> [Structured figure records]

━━━━━━━━

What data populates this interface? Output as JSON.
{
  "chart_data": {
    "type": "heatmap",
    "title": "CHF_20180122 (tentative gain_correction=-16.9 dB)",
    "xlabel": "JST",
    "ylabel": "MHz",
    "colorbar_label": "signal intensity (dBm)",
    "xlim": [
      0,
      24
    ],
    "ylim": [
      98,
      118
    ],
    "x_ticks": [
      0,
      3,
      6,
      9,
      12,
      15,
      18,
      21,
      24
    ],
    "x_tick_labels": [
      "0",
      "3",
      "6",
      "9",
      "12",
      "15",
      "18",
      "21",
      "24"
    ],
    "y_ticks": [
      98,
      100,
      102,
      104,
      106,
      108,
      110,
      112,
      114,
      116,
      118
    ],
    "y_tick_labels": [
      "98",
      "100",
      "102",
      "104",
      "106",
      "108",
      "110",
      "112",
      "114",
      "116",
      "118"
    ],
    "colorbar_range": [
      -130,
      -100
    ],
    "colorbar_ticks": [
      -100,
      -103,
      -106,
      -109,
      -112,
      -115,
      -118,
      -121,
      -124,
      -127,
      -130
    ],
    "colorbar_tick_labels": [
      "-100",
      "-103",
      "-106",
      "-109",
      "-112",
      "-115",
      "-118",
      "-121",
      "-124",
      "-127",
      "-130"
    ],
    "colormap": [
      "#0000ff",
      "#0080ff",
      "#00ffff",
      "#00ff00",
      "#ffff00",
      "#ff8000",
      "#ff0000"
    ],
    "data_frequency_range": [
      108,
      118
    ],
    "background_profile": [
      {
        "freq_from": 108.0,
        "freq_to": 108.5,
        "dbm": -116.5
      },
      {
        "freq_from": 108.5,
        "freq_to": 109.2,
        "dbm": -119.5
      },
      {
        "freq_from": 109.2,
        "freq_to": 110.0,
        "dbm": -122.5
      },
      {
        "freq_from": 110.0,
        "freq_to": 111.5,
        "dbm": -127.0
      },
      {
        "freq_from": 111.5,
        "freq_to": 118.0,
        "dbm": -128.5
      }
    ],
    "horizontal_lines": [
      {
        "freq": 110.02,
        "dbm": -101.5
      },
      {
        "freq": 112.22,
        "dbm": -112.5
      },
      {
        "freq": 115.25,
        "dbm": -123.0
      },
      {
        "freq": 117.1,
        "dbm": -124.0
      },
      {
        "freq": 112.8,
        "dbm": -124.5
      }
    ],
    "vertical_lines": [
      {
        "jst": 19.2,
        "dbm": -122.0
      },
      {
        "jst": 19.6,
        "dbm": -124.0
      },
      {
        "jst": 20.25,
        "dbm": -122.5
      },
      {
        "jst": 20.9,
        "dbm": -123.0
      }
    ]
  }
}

━━━━━━━━

> [Problem to work on] Retype all of the material above with every character intact.

> [Reply]
What data populates this interface? Output as JSON.
{
  "chart_data": {
    "type": "heatmap",
    "title": "CHF_20180122 (tentative gain_correction=-16.9 dB)",
    "xlabel": "JST",
    "ylabel": "MHz",
    "colorbar_label": "signal intensity (dBm)",
    "xlim": [
      0,
      24
    ],
    "ylim": [
      98,
      118
    ],
    "x_ticks": [
      0,
      3,
      6,
      9,
      12,
      15,
      18,
      21,
      24
    ],
    "x_tick_labels": [
      "0",
      "3",
      "6",
      "9",
      "12",
      "15",
      "18",
      "21",
      "24"
    ],
    "y_ticks": [
      98,
      100,
      102,
      104,
      106,
      108,
      110,
      112,
      114,
      116,
      118
    ],
    "y_tick_labels": [
      "98",
      "100",
      "102",
      "104",
      "106",
      "108",
      "110",
      "112",
      "114",
      "116",
      "118"
    ],
    "colorbar_range": [
      -130,
      -100
    ],
    "colorbar_ticks": [
      -100,
      -103,
      -106,
      -109,
      -112,
      -115,
      -118,
      -121,
      -124,
      -127,
      -130
    ],
    "colorbar_tick_labels": [
      "-100",
      "-103",
      "-106",
      "-109",
      "-112",
      "-115",
      "-118",
      "-121",
      "-124",
      "-127",
      "-130"
    ],
    "colormap": [
      "#0000ff",
      "#0080ff",
      "#00ffff",
      "#00ff00",
      "#ffff00",
      "#ff8000",
      "#ff0000"
    ],
    "data_frequency_range": [
      108,
      118
    ],
    "background_profile": [
      {
        "freq_from": 108.0,
        "freq_to": 108.5,
        "dbm": -116.5
      },
      {
        "freq_from": 108.5,
        "freq_to": 109.2,
        "dbm": -119.5
      },
      {
        "freq_from": 109.2,
        "freq_to": 110.0,
        "dbm": -122.5
      },
      {
        "freq_from": 110.0,
        "freq_to": 111.5,
        "dbm": -127.0
      },
      {
        "freq_from": 111.5,
        "freq_to": 118.0,
        "dbm": -128.5
      }
    ],
    "horizontal_lines": [
      {
        "freq": 110.02,
        "dbm": -101.5
      },
      {
        "freq": 112.22,
        "dbm": -112.5
      },
      {
        "freq": 115.25,
        "dbm": -123.0
      },
      {
        "freq": 117.1,
        "dbm": -124.0
      },
      {
        "freq": 112.8,
        "dbm": -124.5
      }
    ],
    "vertical_lines": [
      {
        "jst": 19.2,
        "dbm": -122.0
      },
      {
        "jst": 19.6,
        "dbm": -124.0
      },
      {
        "jst": 20.25,
        "dbm": -122.5
      },
      {
        "jst": 20.9,
        "dbm": -123.0
      }
    ]
  }
}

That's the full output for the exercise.